Problem requirements =
Output the data that follows exactly, line for line.

Dataset =

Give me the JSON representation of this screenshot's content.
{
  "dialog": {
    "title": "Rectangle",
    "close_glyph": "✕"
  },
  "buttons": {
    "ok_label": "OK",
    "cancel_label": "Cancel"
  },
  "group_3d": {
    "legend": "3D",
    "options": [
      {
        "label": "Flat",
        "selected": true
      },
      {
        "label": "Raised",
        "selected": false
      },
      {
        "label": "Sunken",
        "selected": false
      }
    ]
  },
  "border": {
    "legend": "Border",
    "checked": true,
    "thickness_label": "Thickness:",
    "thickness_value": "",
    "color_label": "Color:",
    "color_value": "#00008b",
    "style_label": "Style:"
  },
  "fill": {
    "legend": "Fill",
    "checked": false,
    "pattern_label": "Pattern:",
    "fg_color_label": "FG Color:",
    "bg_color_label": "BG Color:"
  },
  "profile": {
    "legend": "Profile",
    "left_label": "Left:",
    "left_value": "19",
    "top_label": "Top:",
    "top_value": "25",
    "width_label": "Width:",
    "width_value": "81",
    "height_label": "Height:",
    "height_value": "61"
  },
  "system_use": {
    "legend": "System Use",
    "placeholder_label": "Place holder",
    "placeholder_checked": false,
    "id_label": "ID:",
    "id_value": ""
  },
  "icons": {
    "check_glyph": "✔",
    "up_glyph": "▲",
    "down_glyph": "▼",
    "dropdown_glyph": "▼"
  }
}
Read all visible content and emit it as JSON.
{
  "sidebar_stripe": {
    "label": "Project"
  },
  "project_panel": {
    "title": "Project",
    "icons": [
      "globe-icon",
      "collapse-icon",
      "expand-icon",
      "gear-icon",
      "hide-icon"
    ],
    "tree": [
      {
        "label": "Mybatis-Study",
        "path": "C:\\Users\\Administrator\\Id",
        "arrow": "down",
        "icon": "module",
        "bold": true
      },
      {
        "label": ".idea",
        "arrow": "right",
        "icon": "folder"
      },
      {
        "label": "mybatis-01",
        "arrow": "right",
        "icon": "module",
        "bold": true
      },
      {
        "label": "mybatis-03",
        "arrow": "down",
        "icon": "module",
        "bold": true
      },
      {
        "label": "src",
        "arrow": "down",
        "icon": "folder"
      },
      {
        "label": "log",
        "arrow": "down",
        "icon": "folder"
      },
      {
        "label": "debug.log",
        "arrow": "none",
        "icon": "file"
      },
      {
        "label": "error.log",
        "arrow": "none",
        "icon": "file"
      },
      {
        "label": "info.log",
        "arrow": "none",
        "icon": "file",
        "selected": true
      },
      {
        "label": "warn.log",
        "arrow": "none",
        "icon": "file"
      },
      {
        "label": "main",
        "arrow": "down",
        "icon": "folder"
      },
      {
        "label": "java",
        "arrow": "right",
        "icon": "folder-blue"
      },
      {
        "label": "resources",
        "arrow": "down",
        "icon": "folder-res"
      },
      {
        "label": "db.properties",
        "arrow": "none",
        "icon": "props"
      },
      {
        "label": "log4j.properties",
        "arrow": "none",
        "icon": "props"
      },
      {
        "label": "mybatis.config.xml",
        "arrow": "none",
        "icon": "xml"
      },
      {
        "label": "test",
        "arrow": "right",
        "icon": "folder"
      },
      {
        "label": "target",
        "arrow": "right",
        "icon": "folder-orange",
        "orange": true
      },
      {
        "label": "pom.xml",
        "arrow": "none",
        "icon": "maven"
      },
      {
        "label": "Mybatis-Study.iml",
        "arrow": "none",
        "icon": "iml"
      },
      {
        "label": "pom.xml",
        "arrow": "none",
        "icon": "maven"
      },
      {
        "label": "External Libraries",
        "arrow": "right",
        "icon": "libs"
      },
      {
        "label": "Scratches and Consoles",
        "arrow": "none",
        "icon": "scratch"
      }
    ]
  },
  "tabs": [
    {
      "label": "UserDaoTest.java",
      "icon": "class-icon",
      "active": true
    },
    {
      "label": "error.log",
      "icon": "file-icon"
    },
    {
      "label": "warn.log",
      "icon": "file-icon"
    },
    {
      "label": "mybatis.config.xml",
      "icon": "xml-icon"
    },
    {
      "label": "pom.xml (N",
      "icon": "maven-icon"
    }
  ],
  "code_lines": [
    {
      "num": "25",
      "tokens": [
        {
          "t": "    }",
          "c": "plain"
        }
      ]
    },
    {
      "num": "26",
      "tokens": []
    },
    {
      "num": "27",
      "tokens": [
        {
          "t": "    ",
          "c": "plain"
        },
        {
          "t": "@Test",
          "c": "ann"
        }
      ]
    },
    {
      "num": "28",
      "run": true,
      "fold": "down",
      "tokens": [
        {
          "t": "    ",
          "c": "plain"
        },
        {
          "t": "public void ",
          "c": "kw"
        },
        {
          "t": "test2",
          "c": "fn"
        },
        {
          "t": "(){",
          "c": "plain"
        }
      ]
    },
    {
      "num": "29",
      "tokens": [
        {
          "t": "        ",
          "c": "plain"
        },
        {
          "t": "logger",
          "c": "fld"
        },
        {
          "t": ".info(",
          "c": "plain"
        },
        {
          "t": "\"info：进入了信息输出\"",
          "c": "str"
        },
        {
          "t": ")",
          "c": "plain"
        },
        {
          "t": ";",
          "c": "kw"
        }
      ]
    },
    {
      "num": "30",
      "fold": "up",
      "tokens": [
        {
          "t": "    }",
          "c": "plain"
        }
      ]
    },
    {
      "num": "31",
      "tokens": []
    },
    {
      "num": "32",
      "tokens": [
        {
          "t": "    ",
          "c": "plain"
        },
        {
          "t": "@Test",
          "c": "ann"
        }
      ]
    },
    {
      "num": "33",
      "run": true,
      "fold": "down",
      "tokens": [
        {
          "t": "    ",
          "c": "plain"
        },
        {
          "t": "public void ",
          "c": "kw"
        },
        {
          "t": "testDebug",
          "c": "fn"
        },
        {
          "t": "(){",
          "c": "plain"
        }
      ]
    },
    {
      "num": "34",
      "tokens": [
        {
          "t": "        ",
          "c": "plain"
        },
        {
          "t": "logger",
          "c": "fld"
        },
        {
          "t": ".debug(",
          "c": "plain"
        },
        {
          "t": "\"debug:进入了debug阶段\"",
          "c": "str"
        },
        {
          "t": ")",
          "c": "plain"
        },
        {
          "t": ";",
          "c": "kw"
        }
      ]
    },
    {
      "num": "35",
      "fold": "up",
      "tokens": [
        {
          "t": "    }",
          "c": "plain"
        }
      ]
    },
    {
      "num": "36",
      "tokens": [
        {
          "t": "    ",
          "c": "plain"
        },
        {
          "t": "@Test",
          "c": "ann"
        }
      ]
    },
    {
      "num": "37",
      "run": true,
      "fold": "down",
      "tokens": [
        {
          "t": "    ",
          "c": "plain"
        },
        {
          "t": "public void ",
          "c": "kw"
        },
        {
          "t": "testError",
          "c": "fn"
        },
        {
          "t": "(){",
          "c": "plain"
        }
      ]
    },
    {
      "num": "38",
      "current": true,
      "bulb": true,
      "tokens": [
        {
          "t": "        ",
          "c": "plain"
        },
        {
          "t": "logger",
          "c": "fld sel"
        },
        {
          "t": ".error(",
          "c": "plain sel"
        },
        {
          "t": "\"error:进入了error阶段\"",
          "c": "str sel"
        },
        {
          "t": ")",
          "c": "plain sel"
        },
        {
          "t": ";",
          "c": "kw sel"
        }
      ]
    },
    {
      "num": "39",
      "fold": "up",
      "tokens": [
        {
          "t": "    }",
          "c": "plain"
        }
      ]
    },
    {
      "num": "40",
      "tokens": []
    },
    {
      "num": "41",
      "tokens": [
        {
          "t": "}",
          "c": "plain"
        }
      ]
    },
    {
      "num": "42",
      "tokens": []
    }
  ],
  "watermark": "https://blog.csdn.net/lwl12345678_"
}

Result =
Give me the JSON representation of this screenshot's content.
{
  "dialog": {
    "title": "Rectangle",
    "close_glyph": "✕"
  },
  "buttons": {
    "ok_label": "OK",
    "cancel_label": "Cancel"
  },
  "group_3d": {
    "legend": "3D",
    "options": [
      {
        "label": "Flat",
        "selected": true
      },
      {
        "label": "Raised",
        "selected": false
      },
      {
        "label": "Sunken",
        "selected": false
      }
    ]
  },
  "border": {
    "legend": "Border",
    "checked": true,
    "thickness_label": "Thickness:",
    "thickness_value": "",
    "color_label": "Color:",
    "color_value": "#00008b",
    "style_label": "Style:"
  },
  "fill": {
    "legend": "Fill",
    "checked": false,
    "pattern_label": "Pattern:",
    "fg_color_label": "FG Color:",
    "bg_color_label": "BG Color:"
  },
  "profile": {
    "legend": "Profile",
    "left_label": "Left:",
    "left_value": "19",
    "top_label": "Top:",
    "top_value": "25",
    "width_label": "Width:",
    "width_value": "81",
    "height_label": "Height:",
    "height_value": "61"
  },
  "system_use": {
    "legend": "System Use",
    "placeholder_label": "Place holder",
    "placeholder_checked": false,
    "id_label": "ID:",
    "id_value": ""
  },
  "icons": {
    "check_glyph": "✔",
    "up_glyph": "▲",
    "down_glyph": "▼",
    "dropdown_glyph": "▼"
  }
}
Read all visible content and emit it as JSON.
{
  "sidebar_stripe": {
    "label": "Project"
  },
  "project_panel": {
    "title": "Project",
    "icons": [
      "globe-icon",
      "collapse-icon",
      "expand-icon",
      "gear-icon",
      "hide-icon"
    ],
    "tree": [
      {
        "label": "Mybatis-Study",
        "path": "C:\\Users\\Administrator\\Id",
        "arrow": "down",
        "icon": "module",
        "bold": true
      },
      {
        "label": ".idea",
        "arrow": "right",
        "icon": "folder"
      },
      {
        "label": "mybatis-01",
        "arrow": "right",
        "icon": "module",
        "bold": true
      },
      {
        "label": "mybatis-03",
        "arrow": "down",
        "icon": "module",
        "bold": true
      },
      {
        "label": "src",
        "arrow": "down",
        "icon": "folder"
      },
      {
        "label": "log",
        "arrow": "down",
        "icon": "folder"
      },
      {
        "label": "debug.log",
        "arrow": "none",
        "icon": "file"
      },
      {
        "label": "error.log",
        "arrow": "none",
        "icon": "file"
      },
      {
        "label": "info.log",
        "arrow": "none",
        "icon": "file",
        "selected": true
      },
      {
        "label": "warn.log",
        "arrow": "none",
        "icon": "file"
      },
      {
        "label": "main",
        "arrow": "down",
        "icon": "folder"
      },
      {
        "label": "java",
        "arrow": "right",
        "icon": "folder-blue"
      },
      {
        "label": "resources",
        "arrow": "down",
        "icon": "folder-res"
      },
      {
        "label": "db.properties",
        "arrow": "none",
        "icon": "props"
      },
      {
        "label": "log4j.properties",
        "arrow": "none",
        "icon": "props"
      },
      {
        "label": "mybatis.config.xml",
        "arrow": "none",
        "icon": "xml"
      },
      {
        "label": "test",
        "arrow": "right",
        "icon": "folder"
      },
      {
        "label": "target",
        "arrow": "right",
        "icon": "folder-orange",
        "orange": true
      },
      {
        "label": "pom.xml",
        "arrow": "none",
        "icon": "maven"
      },
      {
        "label": "Mybatis-Study.iml",
        "arrow": "none",
        "icon": "iml"
      },
      {
        "label": "pom.xml",
        "arrow": "none",
        "icon": "maven"
      },
      {
        "label": "External Libraries",
        "arrow": "right",
        "icon": "libs"
      },
      {
        "label": "Scratches and Consoles",
        "arrow": "none",
        "icon": "scratch"
      }
    ]
  },
  "tabs": [
    {
      "label": "UserDaoTest.java",
      "icon": "class-icon",
      "active": true
    },
    {
      "label": "error.log",
      "icon": "file-icon"
    },
    {
      "label": "warn.log",
      "icon": "file-icon"
    },
    {
      "label": "mybatis.config.xml",
      "icon": "xml-icon"
    },
    {
      "label": "pom.xml (N",
      "icon": "maven-icon"
    }
  ],
  "code_lines": [
    {
      "num": "25",
      "tokens": [
        {
          "t": "    }",
          "c": "plain"
        }
      ]
    },
    {
      "num": "26",
      "tokens": []
    },
    {
      "num": "27",
      "tokens": [
        {
          "t": "    ",
          "c": "plain"
        },
        {
          "t": "@Test",
          "c": "ann"
        }
      ]
    },
    {
      "num": "28",
      "run": true,
      "fold": "down",
      "tokens": [
        {
          "t": "    ",
          "c": "plain"
        },
        {
          "t": "public void ",
          "c": "kw"
        },
        {
          "t": "test2",
          "c": "fn"
        },
        {
          "t": "(){",
          "c": "plain"
        }
      ]
    },
    {
      "num": "29",
      "tokens": [
        {
          "t": "        ",
          "c": "plain"
        },
        {
          "t": "logger",
          "c": "fld"
        },
        {
          "t": ".info(",
          "c": "plain"
        },
        {
          "t": "\"info：进入了信息输出\"",
          "c": "str"
        },
        {
          "t": ")",
          "c": "plain"
        },
        {
          "t": ";",
          "c": "kw"
        }
      ]
    },
    {
      "num": "30",
      "fold": "up",
      "tokens": [
        {
          "t": "    }",
          "c": "plain"
        }
      ]
    },
    {
      "num": "31",
      "tokens": []
    },
    {
      "num": "32",
      "tokens": [
        {
          "t": "    ",
          "c": "plain"
        },
        {
          "t": "@Test",
          "c": "ann"
        }
      ]
    },
    {
      "num": "33",
      "run": true,
      "fold": "down",
      "tokens": [
        {
          "t": "    ",
          "c": "plain"
        },
        {
          "t": "public void ",
          "c": "kw"
        },
        {
          "t": "testDebug",
          "c": "fn"
        },
        {
          "t": "(){",
          "c": "plain"
        }
      ]
    },
    {
      "num": "34",
      "tokens": [
        {
          "t": "        ",
          "c": "plain"
        },
        {
          "t": "logger",
          "c": "fld"
        },
        {
          "t": ".debug(",
          "c": "plain"
        },
        {
          "t": "\"debug:进入了debug阶段\"",
          "c": "str"
        },
        {
          "t": ")",
          "c": "plain"
        },
        {
          "t": ";",
          "c": "kw"
        }
      ]
    },
    {
      "num": "35",
      "fold": "up",
      "tokens": [
        {
          "t": "    }",
          "c": "plain"
        }
      ]
    },
    {
      "num": "36",
      "tokens": [
        {
          "t": "    ",
          "c": "plain"
        },
        {
          "t": "@Test",
          "c": "ann"
        }
      ]
    },
    {
      "num": "37",
      "run": true,
      "fold": "down",
      "tokens": [
        {
          "t": "    ",
          "c": "plain"
        },
        {
          "t": "public void ",
          "c": "kw"
        },
        {
          "t": "testError",
          "c": "fn"
        },
        {
          "t": "(){",
          "c": "plain"
        }
      ]
    },
    {
      "num": "38",
      "current": true,
      "bulb": true,
      "tokens": [
        {
          "t": "        ",
          "c": "plain"
        },
        {
          "t": "logger",
          "c": "fld sel"
        },
        {
          "t": ".error(",
          "c": "plain sel"
        },
        {
          "t": "\"error:进入了error阶段\"",
          "c": "str sel"
        },
        {
          "t": ")",
          "c": "plain sel"
        },
        {
          "t": ";",
          "c": "kw sel"
        }
      ]
    },
    {
      "num": "39",
      "fold": "up",
      "tokens": [
        {
          "t": "    }",
          "c": "plain"
        }
      ]
    },
    {
      "num": "40",
      "tokens": []
    },
    {
      "num": "41",
      "tokens": [
        {
          "t": "}",
          "c": "plain"
        }
      ]
    },
    {
      "num": "42",
      "tokens": []
    }
  ],
  "watermark": "https://blog.csdn.net/lwl12345678_"
}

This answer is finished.